---- Supplied material

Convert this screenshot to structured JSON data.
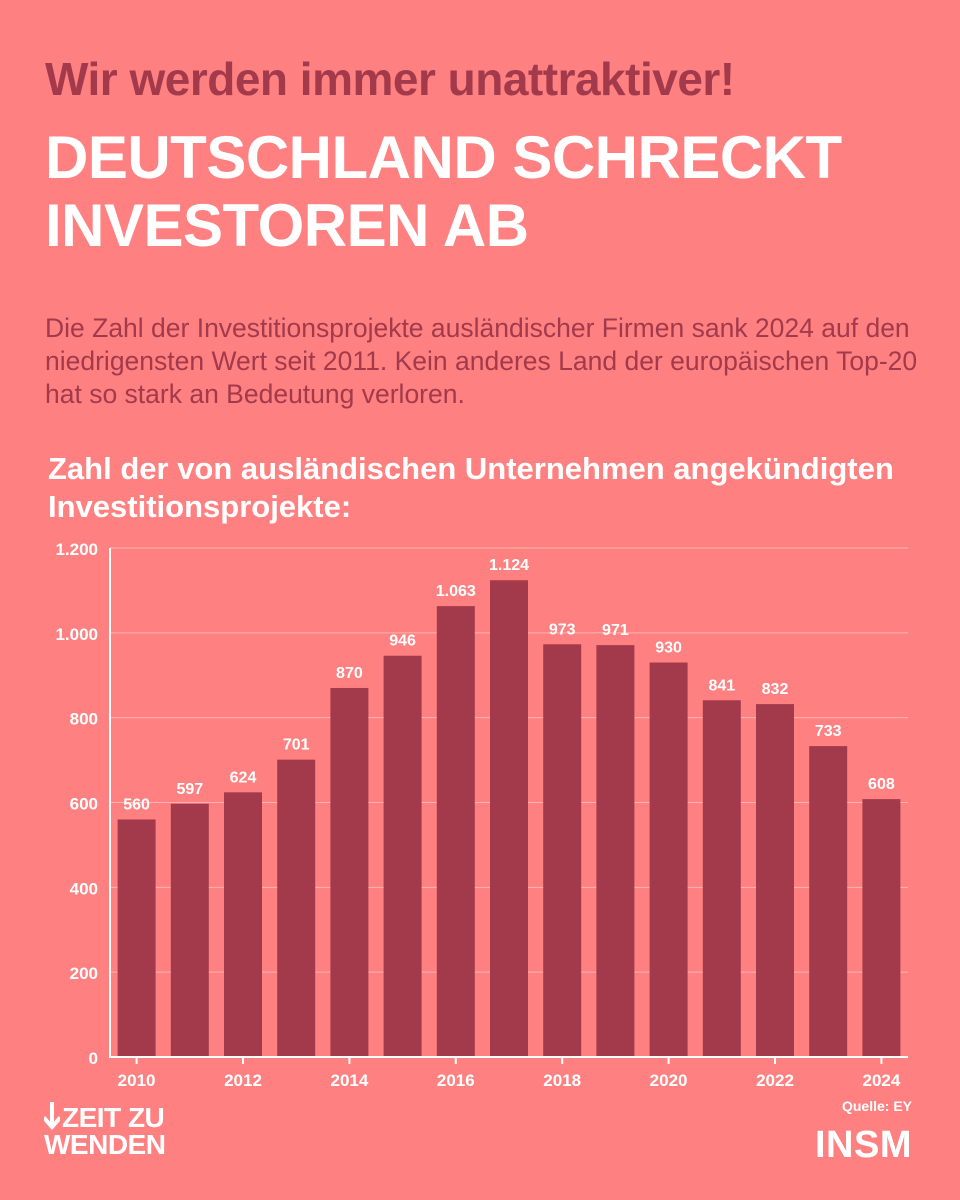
{
  "kicker": "Wir werden immer unattraktiver!",
  "headline": {
    "line1": "DEUTSCHLAND SCHRECKT",
    "line2": "INVESTOREN AB"
  },
  "intro": "Die Zahl der Investitionsprojekte ausländischer Firmen sank 2024 auf den niedrigensten Wert seit 2011. Kein anderes Land der europäischen Top-20 hat so stark an Bedeutung verloren.",
  "colors": {
    "background": "#ff8080",
    "bar": "#a23a4c",
    "text_light": "#ffffff",
    "text_dark": "#a23a4c"
  },
  "chart_data": {
    "type": "bar",
    "title": "Zahl der von ausländischen Unternehmen angekündigten Investitionsprojekte:",
    "categories": [
      "2010",
      "2011",
      "2012",
      "2013",
      "2014",
      "2015",
      "2016",
      "2017",
      "2018",
      "2019",
      "2020",
      "2021",
      "2022",
      "2023",
      "2024"
    ],
    "values": [
      560,
      597,
      624,
      701,
      870,
      946,
      1063,
      1124,
      973,
      971,
      930,
      841,
      832,
      733,
      608
    ],
    "value_labels": [
      "560",
      "597",
      "624",
      "701",
      "870",
      "946",
      "1.063",
      "1.124",
      "973",
      "971",
      "930",
      "841",
      "832",
      "733",
      "608"
    ],
    "x_tick_labels": [
      "2010",
      "2012",
      "2014",
      "2016",
      "2018",
      "2020",
      "2022",
      "2024"
    ],
    "y_ticks": [
      0,
      200,
      400,
      600,
      800,
      1000,
      1200
    ],
    "y_tick_labels": [
      "0",
      "200",
      "400",
      "600",
      "800",
      "1.000",
      "1.200"
    ],
    "ylim": [
      0,
      1200
    ],
    "xlabel": "",
    "ylabel": "",
    "grid": true
  },
  "footer": {
    "logo_line1": "ZEIT ZU",
    "logo_line2": "WENDEN",
    "source": "Quelle: EY",
    "brand": "INSM"
  }
}
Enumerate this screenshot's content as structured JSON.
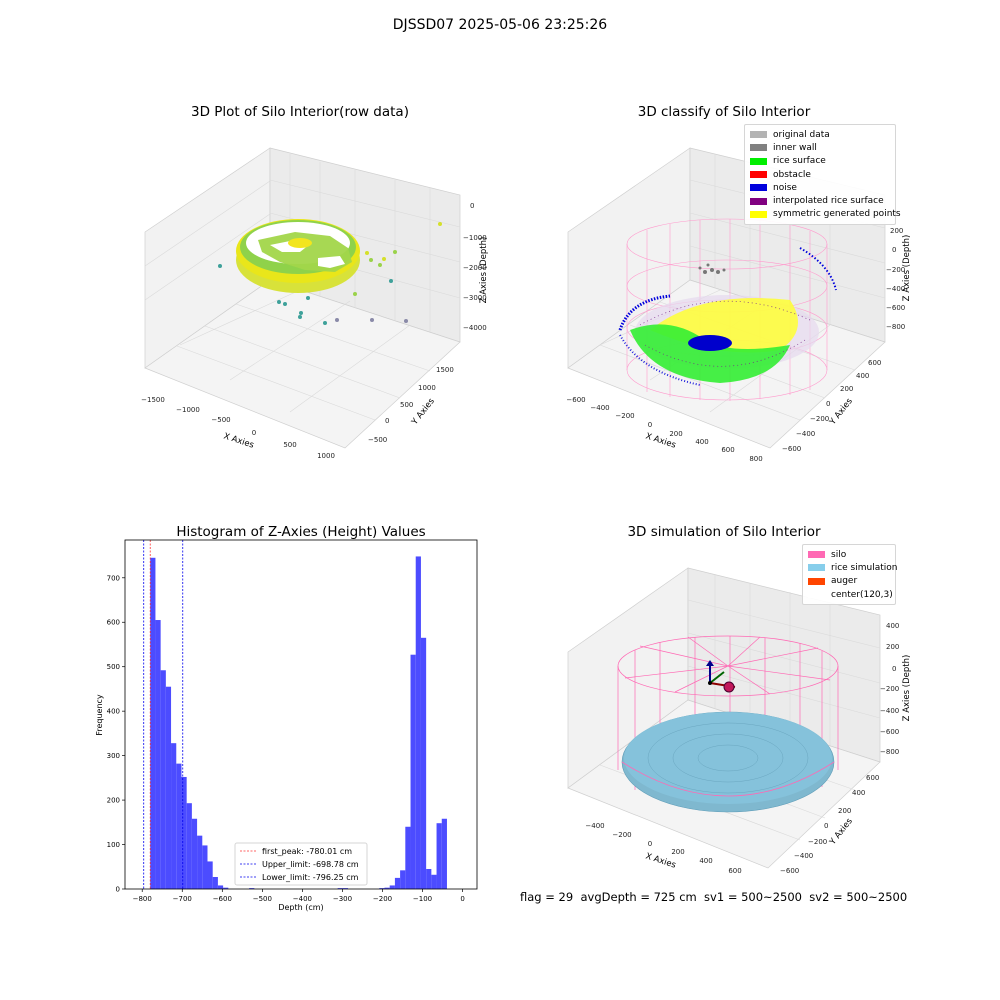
{
  "figure": {
    "suptitle": "DJSSD07 2025-05-06 23:25:26",
    "status_line": "flag = 29  avgDepth = 725 cm  sv1 = 500~2500  sv2 = 500~2500"
  },
  "chart_data": [
    {
      "type": "scatter",
      "panel": "raw",
      "title": "3D Plot of Silo Interior(row data)",
      "xlabel": "X Axies",
      "ylabel": "Y Axies",
      "zlabel": "Z Axies (Depth)",
      "x_ticks": [
        "−1500",
        "−1000",
        "−500",
        "0",
        "500",
        "1000"
      ],
      "y_ticks": [
        "−500",
        "0",
        "500",
        "1000",
        "1500"
      ],
      "z_ticks": [
        "0",
        "−1000",
        "−2000",
        "−3000",
        "−4000"
      ],
      "colors": {
        "ring_outer": "#e8e816",
        "ring_inner": "#7fd34e",
        "outlier": "#3a9a9a"
      }
    },
    {
      "type": "scatter",
      "panel": "classify",
      "title": "3D classify of Silo Interior",
      "xlabel": "X Axies",
      "ylabel": "Y Axies",
      "zlabel": "Z Axies (Depth)",
      "x_ticks": [
        "−600",
        "−400",
        "−200",
        "0",
        "200",
        "400",
        "600",
        "800"
      ],
      "y_ticks": [
        "−600",
        "−400",
        "−200",
        "0",
        "200",
        "400",
        "600"
      ],
      "z_ticks": [
        "200",
        "0",
        "−200",
        "−400",
        "−600",
        "−800"
      ],
      "legend": [
        {
          "label": "original data",
          "color": "#b3b3b3"
        },
        {
          "label": "inner wall",
          "color": "#808080"
        },
        {
          "label": "rice surface",
          "color": "#00ee00"
        },
        {
          "label": "obstacle",
          "color": "#ff0000"
        },
        {
          "label": "noise",
          "color": "#0000dd"
        },
        {
          "label": "interpolated rice surface",
          "color": "#800080"
        },
        {
          "label": "symmetric generated points",
          "color": "#ffff00"
        }
      ]
    },
    {
      "type": "bar",
      "panel": "histogram",
      "title": "Histogram of Z-Axies (Height) Values",
      "xlabel": "Depth (cm)",
      "ylabel": "Frequency",
      "xlim": [
        -843,
        36
      ],
      "ylim": [
        0,
        785
      ],
      "bin_width": 13,
      "x_ticks": [
        -800,
        -700,
        -600,
        -500,
        -400,
        -300,
        -200,
        -100,
        0
      ],
      "y_ticks": [
        0,
        100,
        200,
        300,
        400,
        500,
        600,
        700
      ],
      "bar_color": "#4c4cff",
      "bins": [
        {
          "x0": -780,
          "count": 745
        },
        {
          "x0": -767,
          "count": 605
        },
        {
          "x0": -754,
          "count": 492
        },
        {
          "x0": -741,
          "count": 455
        },
        {
          "x0": -728,
          "count": 328
        },
        {
          "x0": -715,
          "count": 282
        },
        {
          "x0": -702,
          "count": 252
        },
        {
          "x0": -689,
          "count": 193
        },
        {
          "x0": -676,
          "count": 158
        },
        {
          "x0": -663,
          "count": 120
        },
        {
          "x0": -650,
          "count": 98
        },
        {
          "x0": -637,
          "count": 62
        },
        {
          "x0": -624,
          "count": 27
        },
        {
          "x0": -611,
          "count": 8
        },
        {
          "x0": -598,
          "count": 3
        },
        {
          "x0": -533,
          "count": 2
        },
        {
          "x0": -312,
          "count": 2
        },
        {
          "x0": -299,
          "count": 2
        },
        {
          "x0": -208,
          "count": 2
        },
        {
          "x0": -195,
          "count": 3
        },
        {
          "x0": -182,
          "count": 8
        },
        {
          "x0": -169,
          "count": 25
        },
        {
          "x0": -156,
          "count": 42
        },
        {
          "x0": -143,
          "count": 140
        },
        {
          "x0": -130,
          "count": 527
        },
        {
          "x0": -117,
          "count": 748
        },
        {
          "x0": -104,
          "count": 565
        },
        {
          "x0": -91,
          "count": 45
        },
        {
          "x0": -78,
          "count": 32
        },
        {
          "x0": -65,
          "count": 148
        },
        {
          "x0": -52,
          "count": 158
        }
      ],
      "vlines": [
        {
          "x": -780.01,
          "color": "#ff3333",
          "label": "first_peak: -780.01 cm"
        },
        {
          "x": -698.78,
          "color": "#0000ee",
          "label": "Upper_limit: -698.78 cm"
        },
        {
          "x": -796.25,
          "color": "#0000ee",
          "label": "Lower_limit: -796.25 cm"
        }
      ]
    },
    {
      "type": "scatter",
      "panel": "simulation",
      "title": "3D simulation of Silo Interior",
      "xlabel": "X Axies",
      "ylabel": "Y Axies",
      "zlabel": "Z Axies (Depth)",
      "x_ticks": [
        "−400",
        "−200",
        "0",
        "200",
        "400",
        "600"
      ],
      "y_ticks": [
        "−600",
        "−400",
        "−200",
        "0",
        "200",
        "400",
        "600"
      ],
      "z_ticks": [
        "400",
        "200",
        "0",
        "−200",
        "−400",
        "−600",
        "−800"
      ],
      "legend": [
        {
          "label": "silo",
          "color": "#ff69b4"
        },
        {
          "label": "rice simulation",
          "color": "#87ceeb"
        },
        {
          "label": "auger",
          "color": "#ff4500"
        },
        {
          "label": "center(120,3)",
          "color": "#ffffff"
        }
      ]
    }
  ]
}
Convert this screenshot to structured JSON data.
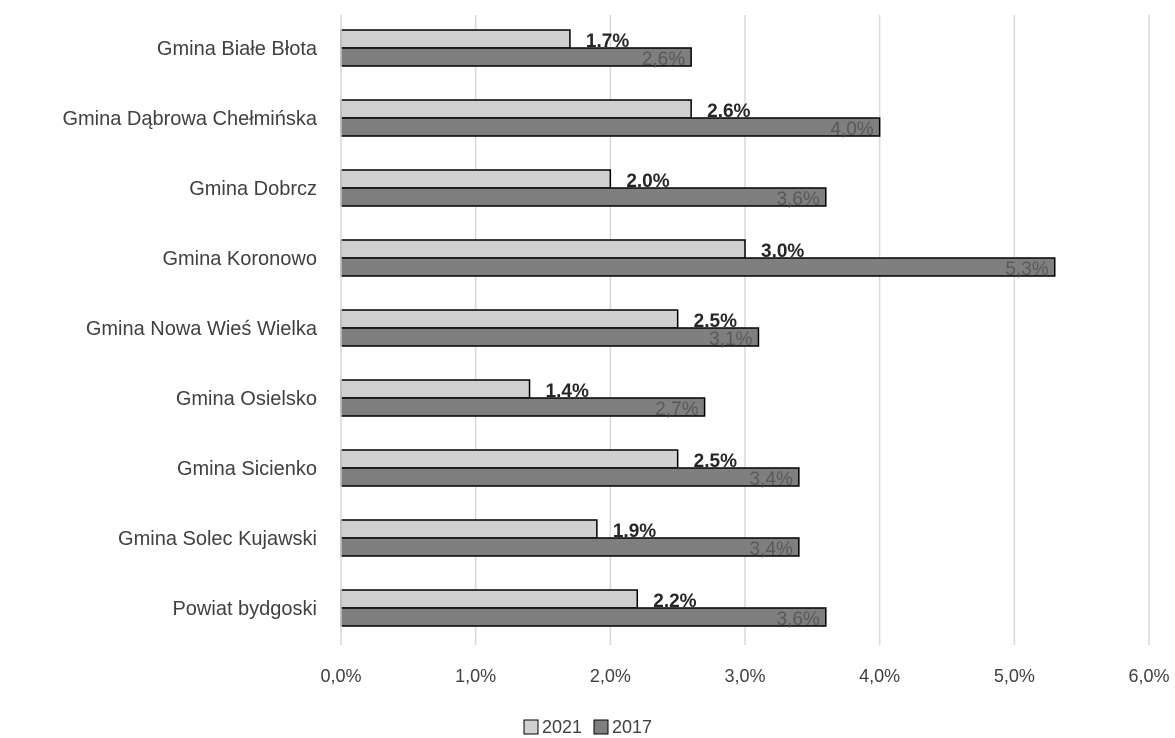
{
  "chart_data": {
    "type": "bar",
    "orientation": "horizontal",
    "categories": [
      "Gmina Białe Błota",
      "Gmina Dąbrowa Chełmińska",
      "Gmina Dobrcz",
      "Gmina Koronowo",
      "Gmina Nowa Wieś Wielka",
      "Gmina Osielsko",
      "Gmina Sicienko",
      "Gmina Solec Kujawski",
      "Powiat bydgoski"
    ],
    "series": [
      {
        "name": "2021",
        "values": [
          1.7,
          2.6,
          2.0,
          3.0,
          2.5,
          1.4,
          2.5,
          1.9,
          2.2
        ],
        "labels": [
          "1.7%",
          "2.6%",
          "2.0%",
          "3.0%",
          "2.5%",
          "1.4%",
          "2.5%",
          "1.9%",
          "2.2%"
        ],
        "color": "#d0d0d0"
      },
      {
        "name": "2017",
        "values": [
          2.6,
          4.0,
          3.6,
          5.3,
          3.1,
          2.7,
          3.4,
          3.4,
          3.6
        ],
        "labels": [
          "2,6%",
          "4,0%",
          "3,6%",
          "5,3%",
          "3,1%",
          "2,7%",
          "3,4%",
          "3,4%",
          "3,6%"
        ],
        "color": "#7f7f7f"
      }
    ],
    "xlim": [
      0,
      6
    ],
    "xticks": [
      "0,0%",
      "1,0%",
      "2,0%",
      "3,0%",
      "4,0%",
      "5,0%",
      "6,0%"
    ],
    "title": "",
    "xlabel": "",
    "ylabel": "",
    "grid": true,
    "legend_position": "bottom"
  }
}
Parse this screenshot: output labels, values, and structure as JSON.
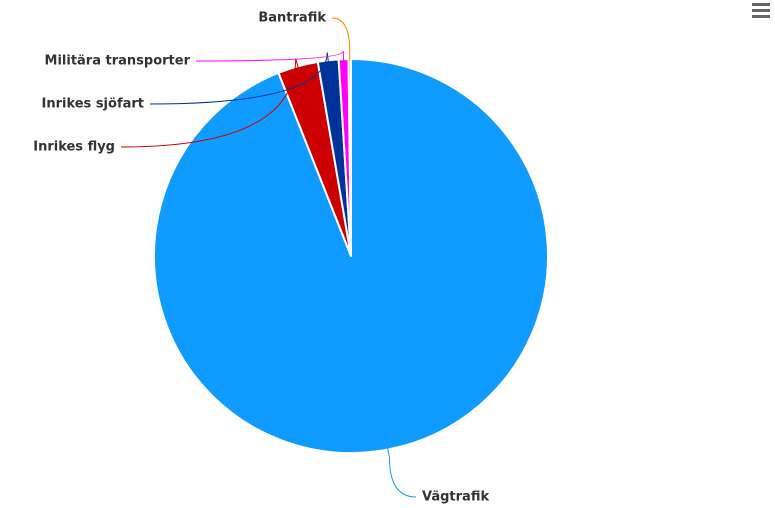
{
  "chart_data": {
    "type": "pie",
    "categories": [
      "Vägtrafik",
      "Inrikes flyg",
      "Inrikes sjöfart",
      "Militära transporter",
      "Bantrafik"
    ],
    "values": [
      94,
      3.3,
      1.7,
      0.8,
      0.2
    ],
    "colors": [
      "#0f9bff",
      "#cc0000",
      "#003399",
      "#ff00ff",
      "#ff8000"
    ]
  }
}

--------

Set task |
Among the lines of the data, identify those with the word "panel". Copy each of them.

Solution below |
      "panel": "raw",
      "panel": "classify",
      "panel": "histogram",
      "panel": "simulation",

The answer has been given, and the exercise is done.